▶ Stored items from a collection:
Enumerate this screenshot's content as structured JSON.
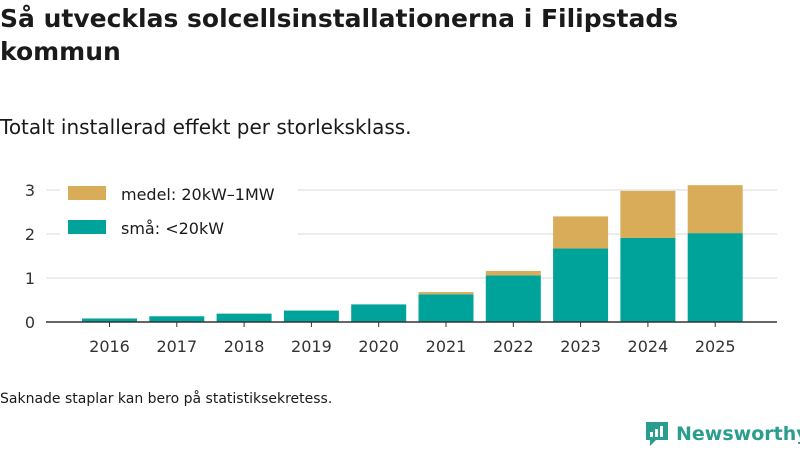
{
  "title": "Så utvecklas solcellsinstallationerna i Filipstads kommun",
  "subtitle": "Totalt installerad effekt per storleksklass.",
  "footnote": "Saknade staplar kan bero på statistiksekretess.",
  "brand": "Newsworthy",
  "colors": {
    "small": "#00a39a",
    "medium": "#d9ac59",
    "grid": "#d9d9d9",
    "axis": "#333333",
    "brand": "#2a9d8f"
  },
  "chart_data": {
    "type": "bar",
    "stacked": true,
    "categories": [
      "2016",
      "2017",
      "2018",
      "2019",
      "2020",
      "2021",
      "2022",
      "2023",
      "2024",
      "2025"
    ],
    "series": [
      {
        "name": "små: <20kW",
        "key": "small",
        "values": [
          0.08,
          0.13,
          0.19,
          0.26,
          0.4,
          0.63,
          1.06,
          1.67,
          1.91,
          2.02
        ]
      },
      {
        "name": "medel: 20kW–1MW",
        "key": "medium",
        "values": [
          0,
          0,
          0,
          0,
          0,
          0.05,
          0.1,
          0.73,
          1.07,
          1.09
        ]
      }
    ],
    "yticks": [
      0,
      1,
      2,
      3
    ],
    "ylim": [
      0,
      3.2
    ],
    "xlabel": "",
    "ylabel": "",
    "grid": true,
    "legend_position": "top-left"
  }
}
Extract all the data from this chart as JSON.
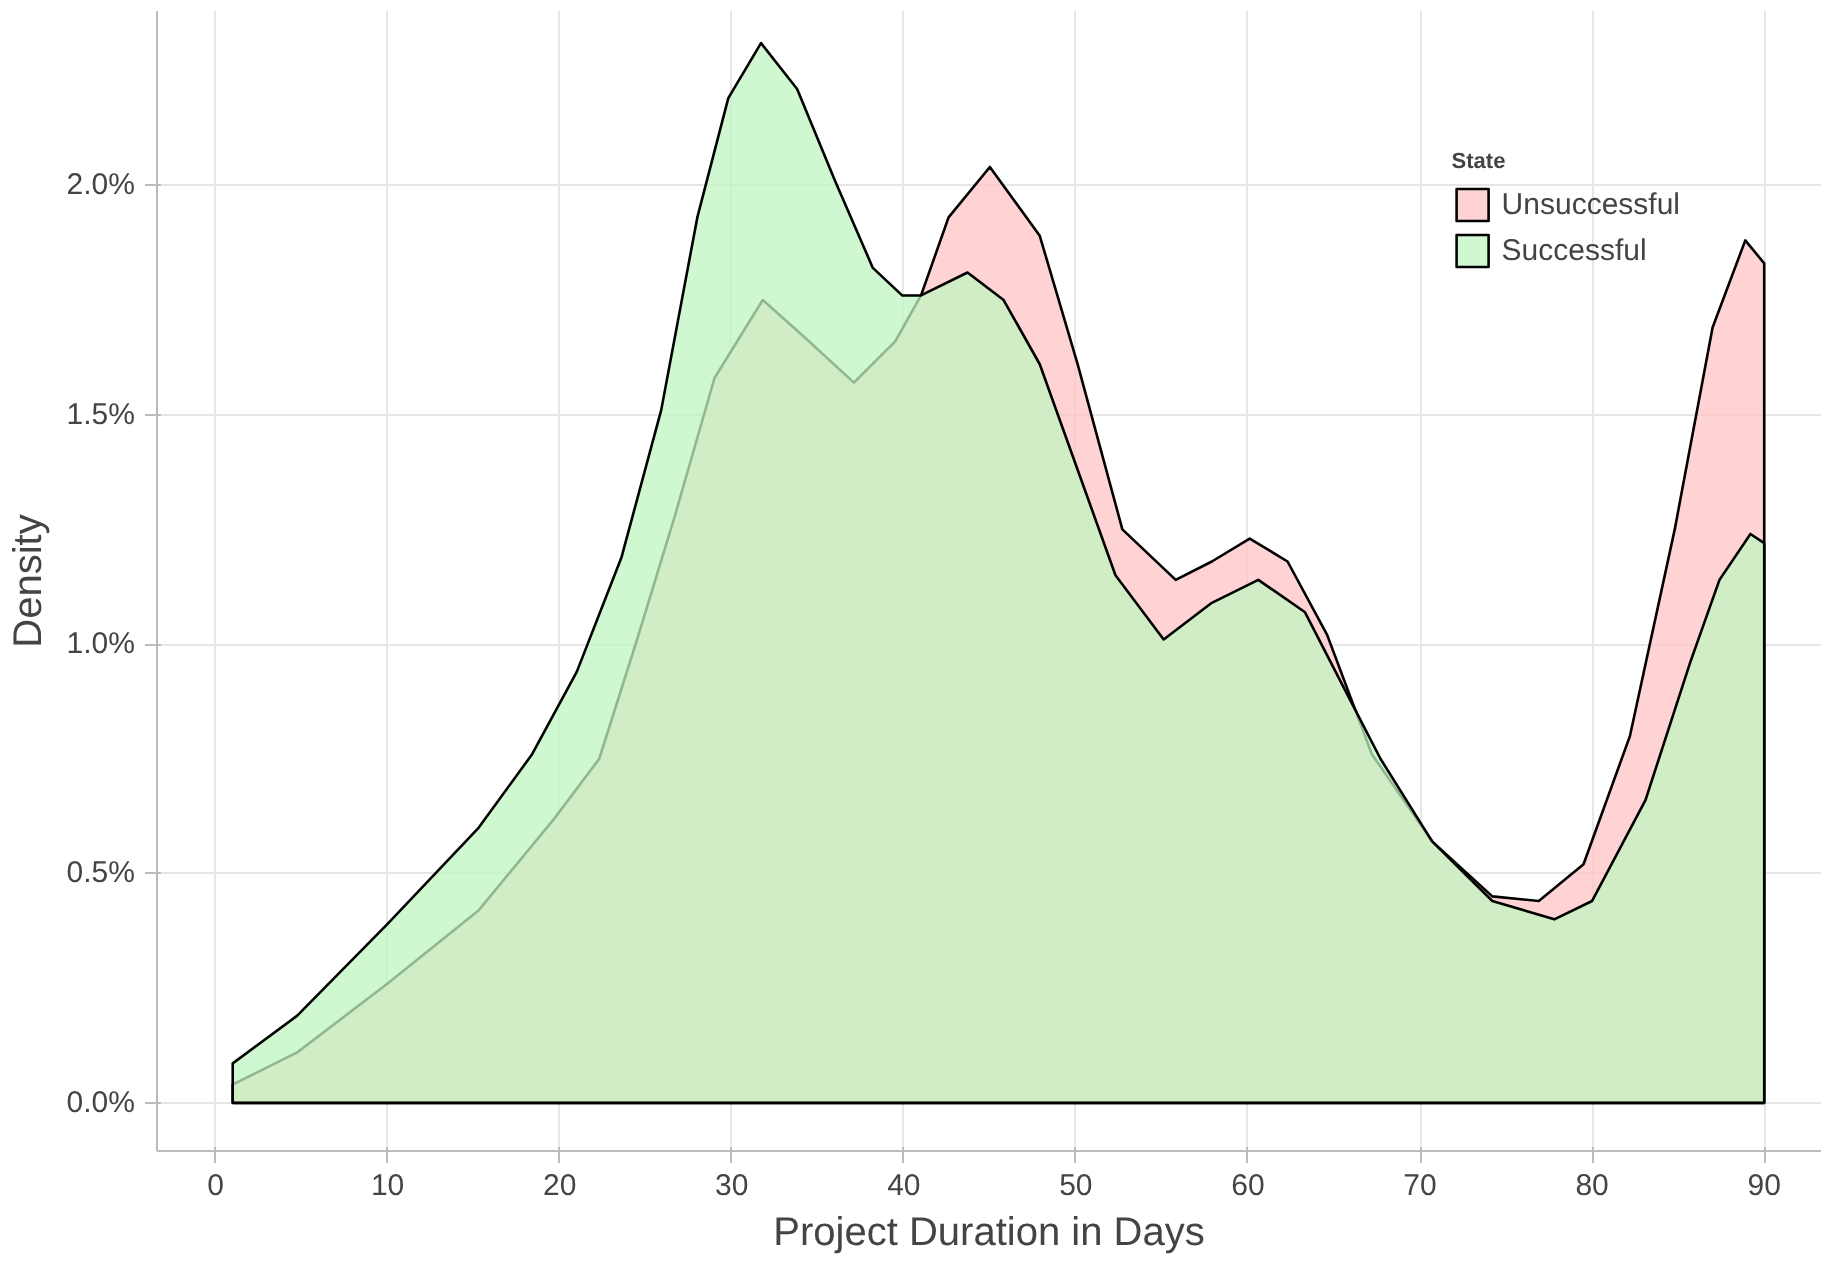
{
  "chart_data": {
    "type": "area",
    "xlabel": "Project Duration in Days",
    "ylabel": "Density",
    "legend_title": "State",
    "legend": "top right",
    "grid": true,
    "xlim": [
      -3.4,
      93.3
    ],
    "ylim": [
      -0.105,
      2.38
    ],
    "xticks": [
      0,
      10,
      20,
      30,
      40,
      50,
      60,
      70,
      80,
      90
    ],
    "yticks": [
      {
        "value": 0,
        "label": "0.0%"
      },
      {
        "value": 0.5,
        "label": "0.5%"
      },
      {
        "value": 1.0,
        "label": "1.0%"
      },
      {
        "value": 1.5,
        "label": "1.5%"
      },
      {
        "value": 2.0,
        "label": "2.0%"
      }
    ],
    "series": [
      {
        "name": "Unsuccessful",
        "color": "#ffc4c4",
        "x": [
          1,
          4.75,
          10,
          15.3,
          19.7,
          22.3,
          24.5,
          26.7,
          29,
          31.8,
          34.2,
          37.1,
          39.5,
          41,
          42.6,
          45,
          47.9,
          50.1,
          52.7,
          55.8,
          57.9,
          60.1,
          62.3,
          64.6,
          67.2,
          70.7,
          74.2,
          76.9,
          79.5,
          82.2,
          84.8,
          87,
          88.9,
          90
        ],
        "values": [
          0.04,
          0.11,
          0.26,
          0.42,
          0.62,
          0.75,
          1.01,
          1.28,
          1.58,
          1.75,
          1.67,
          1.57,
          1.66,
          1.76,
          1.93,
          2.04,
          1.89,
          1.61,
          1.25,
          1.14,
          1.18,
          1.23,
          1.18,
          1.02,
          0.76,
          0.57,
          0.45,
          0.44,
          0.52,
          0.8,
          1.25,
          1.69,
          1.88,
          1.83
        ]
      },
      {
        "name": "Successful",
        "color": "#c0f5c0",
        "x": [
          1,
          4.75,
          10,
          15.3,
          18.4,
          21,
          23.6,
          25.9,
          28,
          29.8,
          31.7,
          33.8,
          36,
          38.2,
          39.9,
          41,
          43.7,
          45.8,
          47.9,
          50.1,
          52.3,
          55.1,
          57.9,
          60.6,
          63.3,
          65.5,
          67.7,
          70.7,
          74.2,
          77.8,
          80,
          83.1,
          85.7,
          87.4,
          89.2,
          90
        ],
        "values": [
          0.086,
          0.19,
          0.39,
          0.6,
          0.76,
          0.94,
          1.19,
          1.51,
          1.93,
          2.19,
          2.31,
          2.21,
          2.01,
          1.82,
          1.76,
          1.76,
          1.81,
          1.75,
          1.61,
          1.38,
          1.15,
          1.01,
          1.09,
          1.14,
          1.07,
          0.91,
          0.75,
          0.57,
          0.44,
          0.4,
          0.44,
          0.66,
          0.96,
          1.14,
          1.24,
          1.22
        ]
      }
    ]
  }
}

▶ Objective: Leave out the pictures and repeat everything else in the records exactly.

▶ Completed exercise:
Enumerate this screenshot's content as structured JSON.
{
  "title": "Så utvecklas solcellsinstallationerna i Filipstads kommun",
  "subtitle": "Totalt installerad effekt per storleksklass.",
  "footnote": "Saknade staplar kan bero på statistiksekretess.",
  "brand": "Newsworthy",
  "colors": {
    "small": "#00a39a",
    "medium": "#d9ac59",
    "grid": "#d9d9d9",
    "axis": "#333333",
    "brand": "#2a9d8f"
  },
  "chart_data": {
    "type": "bar",
    "stacked": true,
    "categories": [
      "2016",
      "2017",
      "2018",
      "2019",
      "2020",
      "2021",
      "2022",
      "2023",
      "2024",
      "2025"
    ],
    "series": [
      {
        "name": "små: <20kW",
        "key": "small",
        "values": [
          0.08,
          0.13,
          0.19,
          0.26,
          0.4,
          0.63,
          1.06,
          1.67,
          1.91,
          2.02
        ]
      },
      {
        "name": "medel: 20kW–1MW",
        "key": "medium",
        "values": [
          0,
          0,
          0,
          0,
          0,
          0.05,
          0.1,
          0.73,
          1.07,
          1.09
        ]
      }
    ],
    "yticks": [
      0,
      1,
      2,
      3
    ],
    "ylim": [
      0,
      3.2
    ],
    "xlabel": "",
    "ylabel": "",
    "grid": true,
    "legend_position": "top-left"
  }
}
Extract all the data from this chart as JSON.
{
  "chart_data": {
    "type": "area",
    "xlabel": "Project Duration in Days",
    "ylabel": "Density",
    "legend_title": "State",
    "legend": "top right",
    "grid": true,
    "xlim": [
      -3.4,
      93.3
    ],
    "ylim": [
      -0.105,
      2.38
    ],
    "xticks": [
      0,
      10,
      20,
      30,
      40,
      50,
      60,
      70,
      80,
      90
    ],
    "yticks": [
      {
        "value": 0,
        "label": "0.0%"
      },
      {
        "value": 0.5,
        "label": "0.5%"
      },
      {
        "value": 1.0,
        "label": "1.0%"
      },
      {
        "value": 1.5,
        "label": "1.5%"
      },
      {
        "value": 2.0,
        "label": "2.0%"
      }
    ],
    "series": [
      {
        "name": "Unsuccessful",
        "color": "#ffc4c4",
        "x": [
          1,
          4.75,
          10,
          15.3,
          19.7,
          22.3,
          24.5,
          26.7,
          29,
          31.8,
          34.2,
          37.1,
          39.5,
          41,
          42.6,
          45,
          47.9,
          50.1,
          52.7,
          55.8,
          57.9,
          60.1,
          62.3,
          64.6,
          67.2,
          70.7,
          74.2,
          76.9,
          79.5,
          82.2,
          84.8,
          87,
          88.9,
          90
        ],
        "values": [
          0.04,
          0.11,
          0.26,
          0.42,
          0.62,
          0.75,
          1.01,
          1.28,
          1.58,
          1.75,
          1.67,
          1.57,
          1.66,
          1.76,
          1.93,
          2.04,
          1.89,
          1.61,
          1.25,
          1.14,
          1.18,
          1.23,
          1.18,
          1.02,
          0.76,
          0.57,
          0.45,
          0.44,
          0.52,
          0.8,
          1.25,
          1.69,
          1.88,
          1.83
        ]
      },
      {
        "name": "Successful",
        "color": "#c0f5c0",
        "x": [
          1,
          4.75,
          10,
          15.3,
          18.4,
          21,
          23.6,
          25.9,
          28,
          29.8,
          31.7,
          33.8,
          36,
          38.2,
          39.9,
          41,
          43.7,
          45.8,
          47.9,
          50.1,
          52.3,
          55.1,
          57.9,
          60.6,
          63.3,
          65.5,
          67.7,
          70.7,
          74.2,
          77.8,
          80,
          83.1,
          85.7,
          87.4,
          89.2,
          90
        ],
        "values": [
          0.086,
          0.19,
          0.39,
          0.6,
          0.76,
          0.94,
          1.19,
          1.51,
          1.93,
          2.19,
          2.31,
          2.21,
          2.01,
          1.82,
          1.76,
          1.76,
          1.81,
          1.75,
          1.61,
          1.38,
          1.15,
          1.01,
          1.09,
          1.14,
          1.07,
          0.91,
          0.75,
          0.57,
          0.44,
          0.4,
          0.44,
          0.66,
          0.96,
          1.14,
          1.24,
          1.22
        ]
      }
    ]
  }
}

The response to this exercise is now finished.